>> Begin Records for processing

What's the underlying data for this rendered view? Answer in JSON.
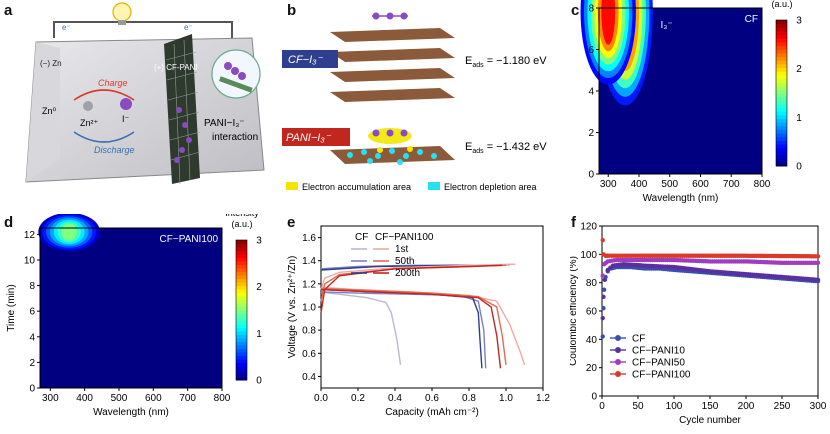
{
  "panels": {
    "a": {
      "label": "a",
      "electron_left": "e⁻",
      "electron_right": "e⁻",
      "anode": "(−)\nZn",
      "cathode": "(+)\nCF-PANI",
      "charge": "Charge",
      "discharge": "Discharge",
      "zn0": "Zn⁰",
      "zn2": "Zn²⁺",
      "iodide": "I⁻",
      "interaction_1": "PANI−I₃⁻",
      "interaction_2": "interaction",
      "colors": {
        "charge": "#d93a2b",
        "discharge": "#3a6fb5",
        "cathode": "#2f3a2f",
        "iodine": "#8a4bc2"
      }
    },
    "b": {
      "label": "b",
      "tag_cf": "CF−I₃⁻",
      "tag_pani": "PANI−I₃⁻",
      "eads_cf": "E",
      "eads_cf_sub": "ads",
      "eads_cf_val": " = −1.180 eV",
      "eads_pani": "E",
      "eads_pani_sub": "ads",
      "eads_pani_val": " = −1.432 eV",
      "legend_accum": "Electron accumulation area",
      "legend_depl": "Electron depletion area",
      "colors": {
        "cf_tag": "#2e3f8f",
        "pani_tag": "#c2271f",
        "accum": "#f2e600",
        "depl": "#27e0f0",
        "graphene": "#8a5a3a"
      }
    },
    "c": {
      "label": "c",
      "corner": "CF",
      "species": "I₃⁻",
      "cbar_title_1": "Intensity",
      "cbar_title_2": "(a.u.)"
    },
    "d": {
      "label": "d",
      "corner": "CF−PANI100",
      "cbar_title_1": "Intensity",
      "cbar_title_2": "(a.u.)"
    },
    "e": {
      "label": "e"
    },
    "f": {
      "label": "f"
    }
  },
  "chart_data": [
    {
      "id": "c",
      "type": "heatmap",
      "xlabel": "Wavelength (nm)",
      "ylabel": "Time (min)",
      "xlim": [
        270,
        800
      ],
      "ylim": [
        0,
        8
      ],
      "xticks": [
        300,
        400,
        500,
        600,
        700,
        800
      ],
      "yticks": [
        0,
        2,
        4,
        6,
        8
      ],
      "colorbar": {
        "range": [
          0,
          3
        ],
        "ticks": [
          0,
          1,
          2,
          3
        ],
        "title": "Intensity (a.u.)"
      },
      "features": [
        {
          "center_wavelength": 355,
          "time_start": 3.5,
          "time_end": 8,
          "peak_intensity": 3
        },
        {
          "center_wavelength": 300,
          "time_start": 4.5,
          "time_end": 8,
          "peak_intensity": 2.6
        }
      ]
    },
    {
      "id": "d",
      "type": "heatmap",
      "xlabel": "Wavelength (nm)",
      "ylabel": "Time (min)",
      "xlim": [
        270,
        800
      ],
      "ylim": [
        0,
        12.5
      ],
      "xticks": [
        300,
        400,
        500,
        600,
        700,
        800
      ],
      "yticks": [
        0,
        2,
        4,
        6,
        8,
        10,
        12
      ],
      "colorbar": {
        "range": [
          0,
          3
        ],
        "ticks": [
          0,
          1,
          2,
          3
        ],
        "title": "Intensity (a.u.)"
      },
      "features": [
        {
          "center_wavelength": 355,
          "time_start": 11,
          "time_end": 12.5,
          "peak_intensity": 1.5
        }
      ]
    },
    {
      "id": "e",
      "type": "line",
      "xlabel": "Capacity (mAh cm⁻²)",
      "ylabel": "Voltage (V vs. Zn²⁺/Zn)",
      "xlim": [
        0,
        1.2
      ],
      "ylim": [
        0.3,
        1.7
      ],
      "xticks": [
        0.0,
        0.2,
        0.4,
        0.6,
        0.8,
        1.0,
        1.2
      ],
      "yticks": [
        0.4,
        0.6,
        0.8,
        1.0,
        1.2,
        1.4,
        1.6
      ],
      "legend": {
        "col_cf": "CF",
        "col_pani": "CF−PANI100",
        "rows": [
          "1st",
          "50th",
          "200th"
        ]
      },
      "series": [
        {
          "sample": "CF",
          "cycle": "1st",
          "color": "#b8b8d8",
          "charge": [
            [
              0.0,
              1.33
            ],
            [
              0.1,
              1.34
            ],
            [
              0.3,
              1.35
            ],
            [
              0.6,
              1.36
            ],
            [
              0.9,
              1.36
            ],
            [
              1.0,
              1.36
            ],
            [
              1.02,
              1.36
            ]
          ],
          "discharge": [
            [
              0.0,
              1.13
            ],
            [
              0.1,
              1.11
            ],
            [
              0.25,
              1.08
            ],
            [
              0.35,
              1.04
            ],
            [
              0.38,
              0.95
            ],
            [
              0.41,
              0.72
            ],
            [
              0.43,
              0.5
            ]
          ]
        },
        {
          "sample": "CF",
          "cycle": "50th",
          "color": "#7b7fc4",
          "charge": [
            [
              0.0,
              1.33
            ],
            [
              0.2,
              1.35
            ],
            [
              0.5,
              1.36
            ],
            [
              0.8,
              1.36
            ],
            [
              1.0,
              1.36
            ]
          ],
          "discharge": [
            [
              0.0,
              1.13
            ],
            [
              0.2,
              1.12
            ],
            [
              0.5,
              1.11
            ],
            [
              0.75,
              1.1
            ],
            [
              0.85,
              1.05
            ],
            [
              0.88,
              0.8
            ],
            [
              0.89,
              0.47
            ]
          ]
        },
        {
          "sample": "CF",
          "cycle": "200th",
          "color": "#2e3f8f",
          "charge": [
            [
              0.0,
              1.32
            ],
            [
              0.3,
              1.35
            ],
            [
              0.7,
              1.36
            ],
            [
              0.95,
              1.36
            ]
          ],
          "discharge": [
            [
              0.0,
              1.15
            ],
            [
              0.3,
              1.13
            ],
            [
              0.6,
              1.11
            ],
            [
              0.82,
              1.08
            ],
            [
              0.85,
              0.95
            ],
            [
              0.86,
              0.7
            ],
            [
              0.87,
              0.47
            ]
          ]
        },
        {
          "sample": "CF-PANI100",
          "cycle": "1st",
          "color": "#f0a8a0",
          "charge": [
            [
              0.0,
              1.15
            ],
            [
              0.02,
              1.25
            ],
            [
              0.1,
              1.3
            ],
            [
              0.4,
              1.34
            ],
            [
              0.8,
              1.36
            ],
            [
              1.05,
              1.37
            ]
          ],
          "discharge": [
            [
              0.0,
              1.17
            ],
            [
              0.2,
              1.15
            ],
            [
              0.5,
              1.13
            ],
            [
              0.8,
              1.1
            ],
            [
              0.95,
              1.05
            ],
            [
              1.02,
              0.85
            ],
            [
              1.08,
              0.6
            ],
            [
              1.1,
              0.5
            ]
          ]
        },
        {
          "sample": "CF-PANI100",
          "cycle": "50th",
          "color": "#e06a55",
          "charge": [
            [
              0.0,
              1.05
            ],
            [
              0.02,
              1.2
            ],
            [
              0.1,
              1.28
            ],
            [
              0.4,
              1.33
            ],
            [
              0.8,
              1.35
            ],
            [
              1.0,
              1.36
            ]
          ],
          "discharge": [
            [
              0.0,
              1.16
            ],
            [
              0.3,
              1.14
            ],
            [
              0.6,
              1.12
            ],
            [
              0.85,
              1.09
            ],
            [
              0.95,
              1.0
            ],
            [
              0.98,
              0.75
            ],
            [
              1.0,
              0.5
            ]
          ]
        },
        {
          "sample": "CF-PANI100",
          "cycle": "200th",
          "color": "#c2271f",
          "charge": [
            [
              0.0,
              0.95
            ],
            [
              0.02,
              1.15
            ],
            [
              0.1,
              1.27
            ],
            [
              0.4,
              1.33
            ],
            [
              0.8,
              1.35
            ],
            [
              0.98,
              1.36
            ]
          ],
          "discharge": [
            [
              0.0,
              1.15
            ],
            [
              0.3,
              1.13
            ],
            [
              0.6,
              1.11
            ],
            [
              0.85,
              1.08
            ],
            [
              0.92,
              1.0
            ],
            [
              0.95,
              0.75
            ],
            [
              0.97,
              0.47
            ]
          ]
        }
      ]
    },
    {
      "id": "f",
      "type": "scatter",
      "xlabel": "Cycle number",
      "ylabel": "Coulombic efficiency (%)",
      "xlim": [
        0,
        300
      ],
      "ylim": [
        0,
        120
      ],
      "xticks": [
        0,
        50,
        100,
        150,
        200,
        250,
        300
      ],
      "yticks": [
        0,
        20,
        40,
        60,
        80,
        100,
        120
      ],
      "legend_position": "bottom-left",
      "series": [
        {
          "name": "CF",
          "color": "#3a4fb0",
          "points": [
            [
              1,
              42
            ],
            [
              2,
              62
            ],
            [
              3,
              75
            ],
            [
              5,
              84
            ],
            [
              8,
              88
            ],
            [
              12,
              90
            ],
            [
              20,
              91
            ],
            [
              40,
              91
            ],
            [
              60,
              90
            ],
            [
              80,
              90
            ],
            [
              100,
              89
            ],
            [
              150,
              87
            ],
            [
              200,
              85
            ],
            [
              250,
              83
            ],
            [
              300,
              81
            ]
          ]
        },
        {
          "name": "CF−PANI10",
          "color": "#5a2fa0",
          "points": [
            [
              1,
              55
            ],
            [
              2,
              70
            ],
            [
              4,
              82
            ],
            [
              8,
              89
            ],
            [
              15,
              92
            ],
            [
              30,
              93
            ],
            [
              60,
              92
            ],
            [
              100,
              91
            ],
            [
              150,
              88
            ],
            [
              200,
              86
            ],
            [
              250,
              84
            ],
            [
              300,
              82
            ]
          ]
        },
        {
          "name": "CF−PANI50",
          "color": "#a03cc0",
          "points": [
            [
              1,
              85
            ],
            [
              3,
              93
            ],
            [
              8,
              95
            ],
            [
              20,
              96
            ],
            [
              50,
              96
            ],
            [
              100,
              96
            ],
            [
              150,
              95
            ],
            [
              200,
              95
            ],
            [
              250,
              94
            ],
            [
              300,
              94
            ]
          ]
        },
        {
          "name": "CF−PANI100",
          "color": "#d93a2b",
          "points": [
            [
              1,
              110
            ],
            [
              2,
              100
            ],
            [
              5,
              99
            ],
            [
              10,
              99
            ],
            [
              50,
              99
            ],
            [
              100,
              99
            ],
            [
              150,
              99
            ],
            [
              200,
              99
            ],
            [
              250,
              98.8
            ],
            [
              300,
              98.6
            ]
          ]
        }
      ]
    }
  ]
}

>> End Records for processing

• [Your objective] Using the material above, copy every line in which the string "type" occurs.

• [Task response]
      "type": "heatmap",
      "type": "heatmap",
      "type": "line",
      "type": "scatter",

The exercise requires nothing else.